Write out each line from the data below that includes the word "growth".
Start of Information supplied
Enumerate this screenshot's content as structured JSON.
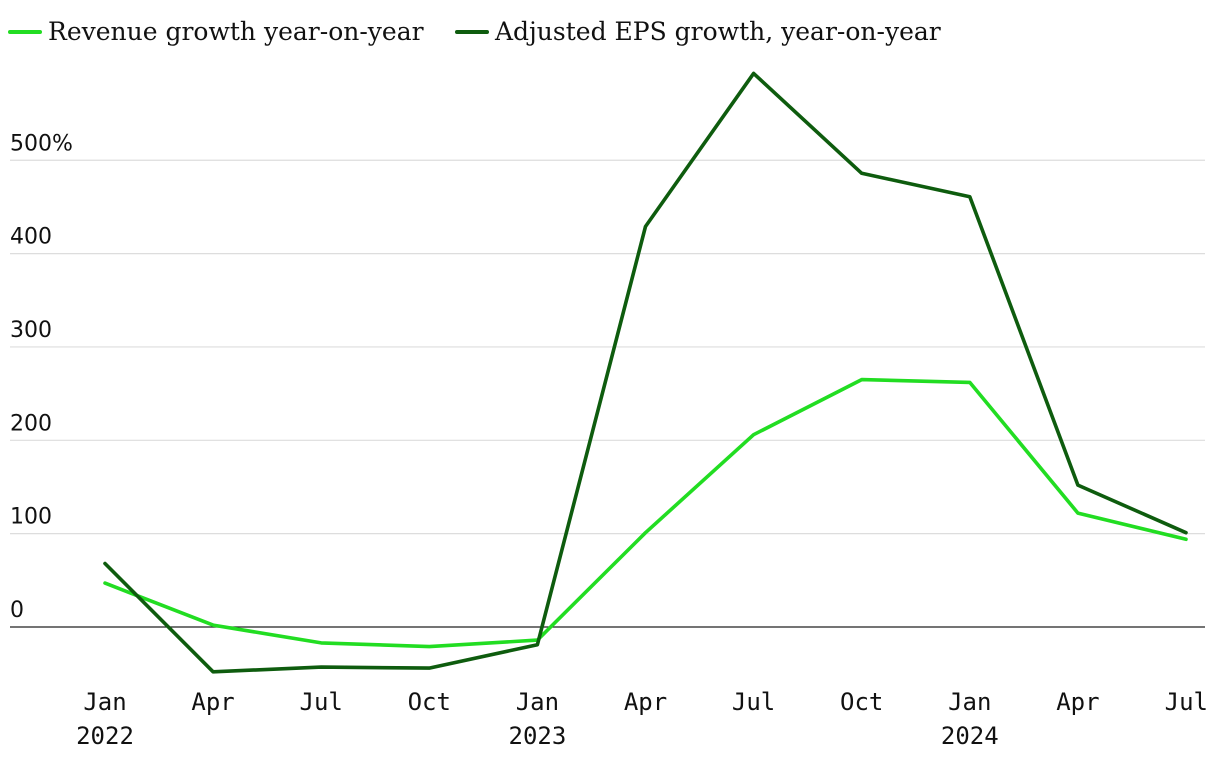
{
  "chart_data": {
    "type": "line",
    "title": "",
    "xlabel": "",
    "ylabel": "",
    "x": [
      "2022-01",
      "2022-04",
      "2022-07",
      "2022-10",
      "2023-01",
      "2023-04",
      "2023-07",
      "2023-10",
      "2024-01",
      "2024-04",
      "2024-07"
    ],
    "x_tick_labels": [
      {
        "month": "Jan",
        "year": "2022"
      },
      {
        "month": "Apr",
        "year": ""
      },
      {
        "month": "Jul",
        "year": ""
      },
      {
        "month": "Oct",
        "year": ""
      },
      {
        "month": "Jan",
        "year": "2023"
      },
      {
        "month": "Apr",
        "year": ""
      },
      {
        "month": "Jul",
        "year": ""
      },
      {
        "month": "Oct",
        "year": ""
      },
      {
        "month": "Jan",
        "year": "2024"
      },
      {
        "month": "Apr",
        "year": ""
      },
      {
        "month": "Jul",
        "year": ""
      }
    ],
    "y_ticks": [
      {
        "value": 0,
        "label": "0"
      },
      {
        "value": 100,
        "label": "100"
      },
      {
        "value": 200,
        "label": "200"
      },
      {
        "value": 300,
        "label": "300"
      },
      {
        "value": 400,
        "label": "400"
      },
      {
        "value": 500,
        "label": "500%"
      }
    ],
    "ylim": [
      -60,
      600
    ],
    "grid": true,
    "legend_position": "top-left",
    "series": [
      {
        "name": "Revenue growth year-on-year",
        "color": "#22dd22",
        "values": [
          47,
          2,
          -17,
          -21,
          -14,
          101,
          206,
          265,
          262,
          122,
          94
        ]
      },
      {
        "name": "Adjusted EPS growth, year-on-year",
        "color": "#0e5c0e",
        "values": [
          68,
          -48,
          -43,
          -44,
          -19,
          429,
          593,
          486,
          461,
          152,
          101
        ]
      }
    ]
  }
}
End of Information supplied
Answer to the problem
        "name": "Revenue growth year-on-year",
        "name": "Adjusted EPS growth, year-on-year",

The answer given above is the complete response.